Selection »
In other news, since I paid a LOT for a generator, I’m guessing Florida is going to get hit by our share of hurricanes while I’m at this groovy book signing in Denver in a couple weeks, where I won’t be able to enjoy using it, and then in October, when I’ll be heading off to the Texas Book Festival, where I further won’t be able to enjoy it. Because that is my luck.

And in non-hurricane related news, I am judging this writing contest, for kids ONLY. So please, Jonathan Franzen, BACK OFF!

Ha, that’s my only Jonathon Franzen joke, I haven’t got anymore. I rarely read literary novels, as I find them unwieldy in the bath.

My favorite bath time reads are mysteries, and if they happen to be set in wartime England and have a little romance in them, all the better! I’ve pretty much read every mystery ever written in this genre, from Agatha Christie to Patricia Wentworth, who is mostly out of print. Her Miss Silver mysteries are like Agatha Christie’s Miss Marple mysteries, but better. Not that I don’t like Agatha Christie.

Supplied data »
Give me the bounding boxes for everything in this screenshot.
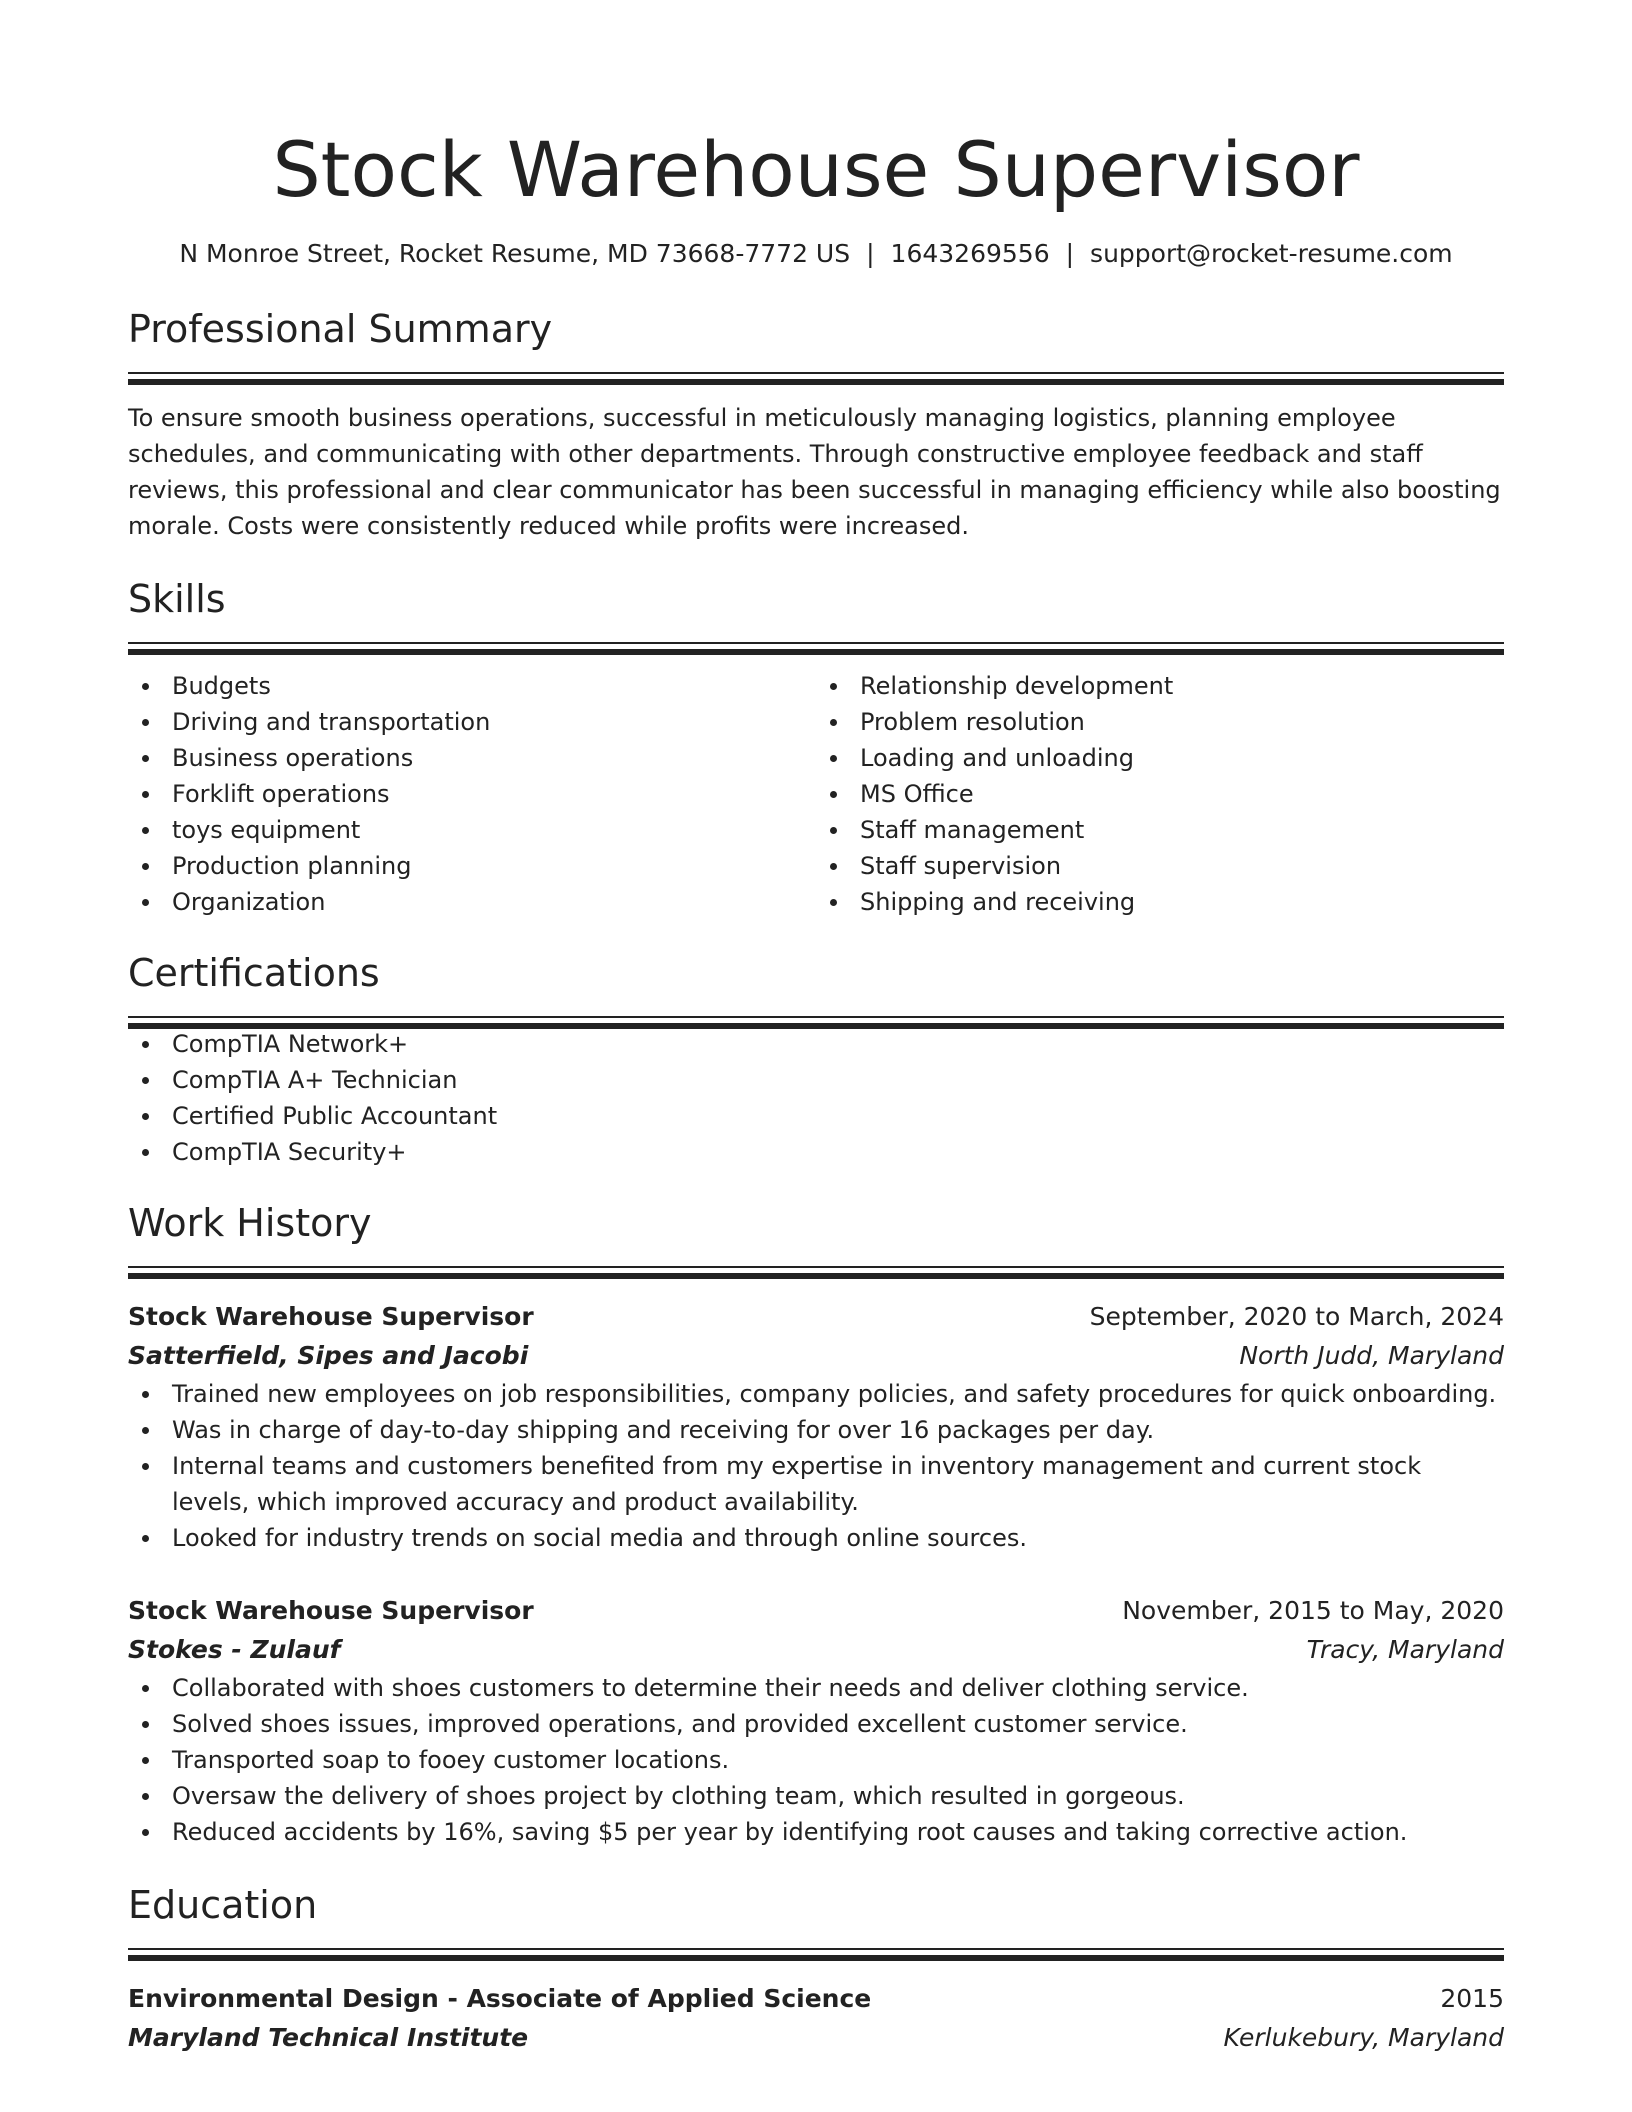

Goals »
A - Summarize the blog post in two sentences.
B - For each statement, say whether it agrees with the blog post, answering yes or no and quoting the words from the post that decide it: (i) The writing contest the writer is judging is open to adults. (ii) The writer often reads literary novels. (iii) Patricia Wentworth is mostly out of print.
You can complete this without the listing.

Responses to the exercise »
A - The writer bought an expensive generator and expects hurricanes to hit Florida while away at a book signing in Denver and at the Texas Book Festival in October, and the writer is also judging a writing contest for kids only. The writer rarely reads literary novels but loves mysteries at bath time, especially ones set in wartime England with some romance, and prefers Patricia Wentworth's Miss Silver mysteries to Agatha Christie's Miss Marple books.

B -
(i) No: "I am judging this writing contest, for kids ONLY."
(ii) No: "I rarely read literary novels, as I find them unwieldy in the bath."
(iii) Yes: "Patricia Wentworth, who is mostly out of print."